Dataset records
** start **

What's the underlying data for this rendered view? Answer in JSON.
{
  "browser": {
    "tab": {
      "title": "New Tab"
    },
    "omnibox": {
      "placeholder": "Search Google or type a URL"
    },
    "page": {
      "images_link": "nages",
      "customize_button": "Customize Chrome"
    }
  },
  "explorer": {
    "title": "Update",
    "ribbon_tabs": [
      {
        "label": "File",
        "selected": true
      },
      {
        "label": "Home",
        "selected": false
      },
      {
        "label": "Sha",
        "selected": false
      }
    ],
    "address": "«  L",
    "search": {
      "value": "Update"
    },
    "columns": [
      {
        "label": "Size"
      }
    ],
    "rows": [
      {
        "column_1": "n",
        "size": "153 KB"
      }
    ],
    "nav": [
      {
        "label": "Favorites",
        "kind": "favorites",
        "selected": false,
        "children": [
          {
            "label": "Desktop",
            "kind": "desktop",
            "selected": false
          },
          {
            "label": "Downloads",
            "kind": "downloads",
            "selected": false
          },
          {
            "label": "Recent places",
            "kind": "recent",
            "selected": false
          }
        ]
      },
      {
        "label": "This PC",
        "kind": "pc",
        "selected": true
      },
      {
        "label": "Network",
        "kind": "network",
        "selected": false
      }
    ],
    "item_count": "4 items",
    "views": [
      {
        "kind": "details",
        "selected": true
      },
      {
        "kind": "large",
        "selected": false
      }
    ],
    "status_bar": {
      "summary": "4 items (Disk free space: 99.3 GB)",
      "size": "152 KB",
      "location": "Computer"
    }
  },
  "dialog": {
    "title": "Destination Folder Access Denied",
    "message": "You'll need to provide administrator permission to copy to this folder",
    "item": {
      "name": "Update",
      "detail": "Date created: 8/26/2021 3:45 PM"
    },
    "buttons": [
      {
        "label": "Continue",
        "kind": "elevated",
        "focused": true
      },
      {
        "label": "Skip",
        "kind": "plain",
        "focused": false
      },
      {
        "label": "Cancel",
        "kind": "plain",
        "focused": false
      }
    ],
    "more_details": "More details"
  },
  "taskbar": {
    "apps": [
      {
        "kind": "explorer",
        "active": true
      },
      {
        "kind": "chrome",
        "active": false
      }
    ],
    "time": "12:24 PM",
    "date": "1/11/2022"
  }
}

** end **

• **Set exercise**:
Write out the material exactly as given.

• **Worked solution**:
What's the underlying data for this rendered view? Answer in JSON.
{
  "browser": {
    "tab": {
      "title": "New Tab"
    },
    "omnibox": {
      "placeholder": "Search Google or type a URL"
    },
    "page": {
      "images_link": "nages",
      "customize_button": "Customize Chrome"
    }
  },
  "explorer": {
    "title": "Update",
    "ribbon_tabs": [
      {
        "label": "File",
        "selected": true
      },
      {
        "label": "Home",
        "selected": false
      },
      {
        "label": "Sha",
        "selected": false
      }
    ],
    "address": "«  L",
    "search": {
      "value": "Update"
    },
    "columns": [
      {
        "label": "Size"
      }
    ],
    "rows": [
      {
        "column_1": "n",
        "size": "153 KB"
      }
    ],
    "nav": [
      {
        "label": "Favorites",
        "kind": "favorites",
        "selected": false,
        "children": [
          {
            "label": "Desktop",
            "kind": "desktop",
            "selected": false
          },
          {
            "label": "Downloads",
            "kind": "downloads",
            "selected": false
          },
          {
            "label": "Recent places",
            "kind": "recent",
            "selected": false
          }
        ]
      },
      {
        "label": "This PC",
        "kind": "pc",
        "selected": true
      },
      {
        "label": "Network",
        "kind": "network",
        "selected": false
      }
    ],
    "item_count": "4 items",
    "views": [
      {
        "kind": "details",
        "selected": true
      },
      {
        "kind": "large",
        "selected": false
      }
    ],
    "status_bar": {
      "summary": "4 items (Disk free space: 99.3 GB)",
      "size": "152 KB",
      "location": "Computer"
    }
  },
  "dialog": {
    "title": "Destination Folder Access Denied",
    "message": "You'll need to provide administrator permission to copy to this folder",
    "item": {
      "name": "Update",
      "detail": "Date created: 8/26/2021 3:45 PM"
    },
    "buttons": [
      {
        "label": "Continue",
        "kind": "elevated",
        "focused": true
      },
      {
        "label": "Skip",
        "kind": "plain",
        "focused": false
      },
      {
        "label": "Cancel",
        "kind": "plain",
        "focused": false
      }
    ],
    "more_details": "More details"
  },
  "taskbar": {
    "apps": [
      {
        "kind": "explorer",
        "active": true
      },
      {
        "kind": "chrome",
        "active": false
      }
    ],
    "time": "12:24 PM",
    "date": "1/11/2022"
  }
}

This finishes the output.